Task requirements =>
Set down the whole listing verbatim.

Material provided =>
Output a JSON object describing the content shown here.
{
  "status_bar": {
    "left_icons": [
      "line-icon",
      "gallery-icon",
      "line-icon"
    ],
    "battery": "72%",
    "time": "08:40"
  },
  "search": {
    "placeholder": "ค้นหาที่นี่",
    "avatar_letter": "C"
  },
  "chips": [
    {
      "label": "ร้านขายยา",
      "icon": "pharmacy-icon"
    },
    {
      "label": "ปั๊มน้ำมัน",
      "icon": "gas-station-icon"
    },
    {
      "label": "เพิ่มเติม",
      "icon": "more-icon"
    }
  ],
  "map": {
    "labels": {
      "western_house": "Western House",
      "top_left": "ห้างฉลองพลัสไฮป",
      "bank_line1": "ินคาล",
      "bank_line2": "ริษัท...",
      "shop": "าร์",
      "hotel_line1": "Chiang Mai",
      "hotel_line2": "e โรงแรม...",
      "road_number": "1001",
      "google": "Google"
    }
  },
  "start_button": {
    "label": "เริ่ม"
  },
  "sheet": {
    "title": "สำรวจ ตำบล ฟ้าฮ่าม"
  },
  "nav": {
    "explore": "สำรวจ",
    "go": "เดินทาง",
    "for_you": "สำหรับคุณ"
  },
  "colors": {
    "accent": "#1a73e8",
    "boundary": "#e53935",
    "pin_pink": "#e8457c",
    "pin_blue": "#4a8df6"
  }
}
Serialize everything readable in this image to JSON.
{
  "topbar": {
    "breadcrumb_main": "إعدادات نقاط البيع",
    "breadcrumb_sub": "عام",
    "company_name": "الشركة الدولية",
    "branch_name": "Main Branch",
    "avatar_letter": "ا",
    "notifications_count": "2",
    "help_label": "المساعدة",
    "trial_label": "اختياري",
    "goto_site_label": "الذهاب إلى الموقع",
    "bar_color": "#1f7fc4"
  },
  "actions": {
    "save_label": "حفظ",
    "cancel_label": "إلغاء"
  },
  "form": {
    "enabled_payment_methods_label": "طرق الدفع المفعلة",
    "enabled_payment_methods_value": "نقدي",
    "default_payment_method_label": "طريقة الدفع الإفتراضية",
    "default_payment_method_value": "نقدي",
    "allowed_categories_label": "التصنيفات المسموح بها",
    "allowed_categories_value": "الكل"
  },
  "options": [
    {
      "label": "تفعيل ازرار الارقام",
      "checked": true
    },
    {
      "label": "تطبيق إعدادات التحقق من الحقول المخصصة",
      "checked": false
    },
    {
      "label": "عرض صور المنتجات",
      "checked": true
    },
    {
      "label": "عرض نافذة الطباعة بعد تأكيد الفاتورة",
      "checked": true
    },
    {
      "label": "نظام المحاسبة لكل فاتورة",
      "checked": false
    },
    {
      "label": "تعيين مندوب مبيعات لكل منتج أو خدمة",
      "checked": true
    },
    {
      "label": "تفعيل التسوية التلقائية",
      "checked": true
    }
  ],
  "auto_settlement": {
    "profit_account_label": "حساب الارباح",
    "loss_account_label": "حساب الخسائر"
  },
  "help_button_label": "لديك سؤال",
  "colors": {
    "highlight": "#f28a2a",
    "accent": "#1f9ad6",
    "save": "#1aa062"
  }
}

Task output =>
Output a JSON object describing the content shown here.
{
  "status_bar": {
    "left_icons": [
      "line-icon",
      "gallery-icon",
      "line-icon"
    ],
    "battery": "72%",
    "time": "08:40"
  },
  "search": {
    "placeholder": "ค้นหาที่นี่",
    "avatar_letter": "C"
  },
  "chips": [
    {
      "label": "ร้านขายยา",
      "icon": "pharmacy-icon"
    },
    {
      "label": "ปั๊มน้ำมัน",
      "icon": "gas-station-icon"
    },
    {
      "label": "เพิ่มเติม",
      "icon": "more-icon"
    }
  ],
  "map": {
    "labels": {
      "western_house": "Western House",
      "top_left": "ห้างฉลองพลัสไฮป",
      "bank_line1": "ินคาล",
      "bank_line2": "ริษัท...",
      "shop": "าร์",
      "hotel_line1": "Chiang Mai",
      "hotel_line2": "e โรงแรม...",
      "road_number": "1001",
      "google": "Google"
    }
  },
  "start_button": {
    "label": "เริ่ม"
  },
  "sheet": {
    "title": "สำรวจ ตำบล ฟ้าฮ่าม"
  },
  "nav": {
    "explore": "สำรวจ",
    "go": "เดินทาง",
    "for_you": "สำหรับคุณ"
  },
  "colors": {
    "accent": "#1a73e8",
    "boundary": "#e53935",
    "pin_pink": "#e8457c",
    "pin_blue": "#4a8df6"
  }
}
Serialize everything readable in this image to JSON.
{
  "topbar": {
    "breadcrumb_main": "إعدادات نقاط البيع",
    "breadcrumb_sub": "عام",
    "company_name": "الشركة الدولية",
    "branch_name": "Main Branch",
    "avatar_letter": "ا",
    "notifications_count": "2",
    "help_label": "المساعدة",
    "trial_label": "اختياري",
    "goto_site_label": "الذهاب إلى الموقع",
    "bar_color": "#1f7fc4"
  },
  "actions": {
    "save_label": "حفظ",
    "cancel_label": "إلغاء"
  },
  "form": {
    "enabled_payment_methods_label": "طرق الدفع المفعلة",
    "enabled_payment_methods_value": "نقدي",
    "default_payment_method_label": "طريقة الدفع الإفتراضية",
    "default_payment_method_value": "نقدي",
    "allowed_categories_label": "التصنيفات المسموح بها",
    "allowed_categories_value": "الكل"
  },
  "options": [
    {
      "label": "تفعيل ازرار الارقام",
      "checked": true
    },
    {
      "label": "تطبيق إعدادات التحقق من الحقول المخصصة",
      "checked": false
    },
    {
      "label": "عرض صور المنتجات",
      "checked": true
    },
    {
      "label": "عرض نافذة الطباعة بعد تأكيد الفاتورة",
      "checked": true
    },
    {
      "label": "نظام المحاسبة لكل فاتورة",
      "checked": false
    },
    {
      "label": "تعيين مندوب مبيعات لكل منتج أو خدمة",
      "checked": true
    },
    {
      "label": "تفعيل التسوية التلقائية",
      "checked": true
    }
  ],
  "auto_settlement": {
    "profit_account_label": "حساب الارباح",
    "loss_account_label": "حساب الخسائر"
  },
  "help_button_label": "لديك سؤال",
  "colors": {
    "highlight": "#f28a2a",
    "accent": "#1f9ad6",
    "save": "#1aa062"
  }
}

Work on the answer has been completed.